Given passage

Bacula-users

Re: [Bacula-users] Slow backup rate

2009-12-09 10:57:44
Subject: Re: [Bacula-users] Slow backup rate
From: Sean M Clark <smclark AT tamu DOT edu>
To: bacula-users <bacula-users AT lists.sourceforge DOT net>
Date: Wed, 09 Dec 2009 09:54:41 -0600
Carlo Filippetto wrote:
> Hi,
> I would like to know if is true that I have so slow troughput as this:
[...]
> FULL
> -----
>   Elapsed time:           1 day 22 hours 13 mins 37 secs
[...]
>   Rate:                   371.7 KB/s
>   Software Compression:   15.5 %
> 
[...]
> All my jobs have the maximum compression
> 
> /    Options {
>         compression = GZIP9 #aggiungo compressione massima
> 
> 
> /P.S. is this the maximum compression??

You didn't mention what speed your network connection is, but that's
slow even for 10BaseT.  I would expect to see at least about 800 KB/s on
10Mbit, or at least 6-8MB/s on 100MB, or at least 25-35MB/s on Gigabit
(Yeah, I know Gigabit ought to be up around 80MB/s at least, but in
practice I've yet to see anything manage it personally.  I know it's
possible, though.)

I saw someone else mentioned this already, but yes, GZIP9 is the
maximum, and that might actually be WHY the rate is slow.

Task set
(a) Quote the mailing-list post word for word, everything from "You didn't mention" down to "possible, though.)".
(b) For each network connection speed named in the mailing-list post, give the lowest transfer rate the writer says he would expect to see on it.

Element and region data
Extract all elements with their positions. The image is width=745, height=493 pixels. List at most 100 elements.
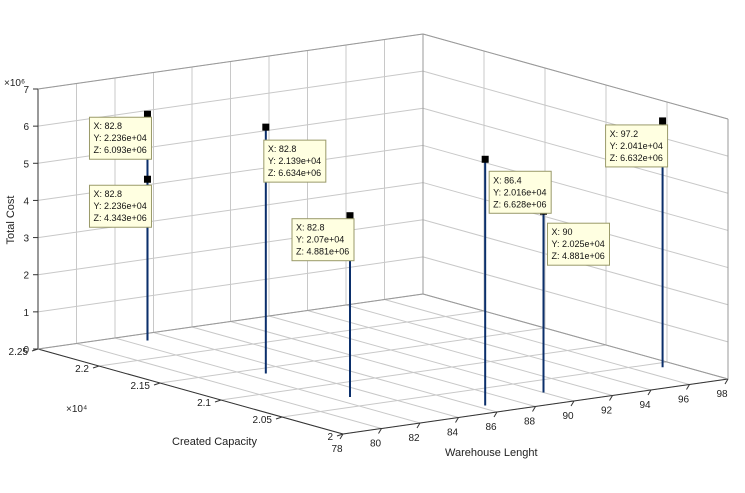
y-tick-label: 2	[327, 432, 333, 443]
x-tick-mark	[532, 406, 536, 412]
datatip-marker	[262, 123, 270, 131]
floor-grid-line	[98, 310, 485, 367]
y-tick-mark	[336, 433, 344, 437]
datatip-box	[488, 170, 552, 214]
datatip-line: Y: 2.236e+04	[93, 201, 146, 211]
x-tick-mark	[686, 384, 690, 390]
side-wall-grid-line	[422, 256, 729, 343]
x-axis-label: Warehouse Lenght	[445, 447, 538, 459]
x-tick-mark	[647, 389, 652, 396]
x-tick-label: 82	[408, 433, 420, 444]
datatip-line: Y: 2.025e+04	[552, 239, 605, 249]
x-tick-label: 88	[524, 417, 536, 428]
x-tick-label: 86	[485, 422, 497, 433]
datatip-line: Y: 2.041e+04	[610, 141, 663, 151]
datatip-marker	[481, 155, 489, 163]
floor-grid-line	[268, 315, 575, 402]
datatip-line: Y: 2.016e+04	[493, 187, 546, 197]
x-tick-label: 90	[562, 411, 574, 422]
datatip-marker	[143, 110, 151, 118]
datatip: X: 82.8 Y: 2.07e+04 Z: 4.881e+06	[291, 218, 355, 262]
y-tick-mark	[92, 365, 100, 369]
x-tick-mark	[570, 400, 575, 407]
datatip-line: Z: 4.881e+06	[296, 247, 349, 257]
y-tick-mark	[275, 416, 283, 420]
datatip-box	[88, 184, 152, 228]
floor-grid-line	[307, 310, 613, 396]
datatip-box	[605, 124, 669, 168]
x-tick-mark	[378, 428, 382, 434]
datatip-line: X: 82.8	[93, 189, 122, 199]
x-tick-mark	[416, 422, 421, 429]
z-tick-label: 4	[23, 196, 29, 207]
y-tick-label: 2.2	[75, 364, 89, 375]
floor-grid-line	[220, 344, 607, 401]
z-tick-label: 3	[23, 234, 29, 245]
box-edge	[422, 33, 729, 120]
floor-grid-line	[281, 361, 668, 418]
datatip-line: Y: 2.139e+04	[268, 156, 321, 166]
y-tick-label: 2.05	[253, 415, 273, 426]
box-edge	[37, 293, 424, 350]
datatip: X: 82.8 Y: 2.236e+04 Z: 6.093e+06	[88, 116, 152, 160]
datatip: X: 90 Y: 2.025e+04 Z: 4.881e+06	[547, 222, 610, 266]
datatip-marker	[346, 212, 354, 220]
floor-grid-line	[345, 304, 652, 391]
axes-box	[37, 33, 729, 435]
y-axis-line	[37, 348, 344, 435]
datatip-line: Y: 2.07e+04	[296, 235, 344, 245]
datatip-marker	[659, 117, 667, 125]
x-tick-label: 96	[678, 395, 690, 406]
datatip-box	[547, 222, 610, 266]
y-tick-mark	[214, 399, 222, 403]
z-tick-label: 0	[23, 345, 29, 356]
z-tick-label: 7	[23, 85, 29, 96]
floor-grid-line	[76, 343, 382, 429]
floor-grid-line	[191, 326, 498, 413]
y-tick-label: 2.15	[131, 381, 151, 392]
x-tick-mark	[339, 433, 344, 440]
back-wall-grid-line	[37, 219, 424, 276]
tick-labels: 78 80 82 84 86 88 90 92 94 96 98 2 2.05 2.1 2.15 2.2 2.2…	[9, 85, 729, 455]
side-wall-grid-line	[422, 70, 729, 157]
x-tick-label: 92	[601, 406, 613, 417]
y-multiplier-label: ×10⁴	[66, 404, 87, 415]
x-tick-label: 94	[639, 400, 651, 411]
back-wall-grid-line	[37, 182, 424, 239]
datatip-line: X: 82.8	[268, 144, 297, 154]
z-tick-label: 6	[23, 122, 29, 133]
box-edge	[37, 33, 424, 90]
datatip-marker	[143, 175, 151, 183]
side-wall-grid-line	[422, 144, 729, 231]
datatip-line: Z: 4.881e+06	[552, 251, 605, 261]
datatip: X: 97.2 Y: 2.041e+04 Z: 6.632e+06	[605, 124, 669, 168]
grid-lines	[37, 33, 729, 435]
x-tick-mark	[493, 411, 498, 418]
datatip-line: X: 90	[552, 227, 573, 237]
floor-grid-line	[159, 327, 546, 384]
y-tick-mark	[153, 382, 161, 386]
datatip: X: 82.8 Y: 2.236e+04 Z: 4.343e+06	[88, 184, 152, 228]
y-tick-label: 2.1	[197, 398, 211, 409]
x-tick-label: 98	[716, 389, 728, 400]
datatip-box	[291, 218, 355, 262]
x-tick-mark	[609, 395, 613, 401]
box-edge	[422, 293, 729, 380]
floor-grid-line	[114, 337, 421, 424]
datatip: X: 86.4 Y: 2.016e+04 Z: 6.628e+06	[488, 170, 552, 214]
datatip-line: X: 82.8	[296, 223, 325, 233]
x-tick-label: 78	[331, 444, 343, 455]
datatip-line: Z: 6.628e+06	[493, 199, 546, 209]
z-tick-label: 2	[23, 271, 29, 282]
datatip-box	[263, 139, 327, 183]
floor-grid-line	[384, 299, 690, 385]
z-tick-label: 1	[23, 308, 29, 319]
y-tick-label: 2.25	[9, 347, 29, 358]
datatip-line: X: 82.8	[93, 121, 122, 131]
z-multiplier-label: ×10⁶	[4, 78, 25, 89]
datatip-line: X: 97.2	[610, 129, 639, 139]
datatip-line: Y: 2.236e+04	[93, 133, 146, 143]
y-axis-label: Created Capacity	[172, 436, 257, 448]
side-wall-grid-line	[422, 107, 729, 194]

Solutions per task
(a)
You didn't mention what speed your network connection is, but that's
slow even for 10BaseT.  I would expect to see at least about 800 KB/s on
10Mbit, or at least 6-8MB/s on 100MB, or at least 25-35MB/s on Gigabit
(Yeah, I know Gigabit ought to be up around 80MB/s at least, but in
practice I've yet to see anything manage it personally.  I know it's
possible, though.)

(b)
- 10Mbit: about 800 KB/s
- 100MB: 6-8MB/s
- Gigabit: 25-35MB/s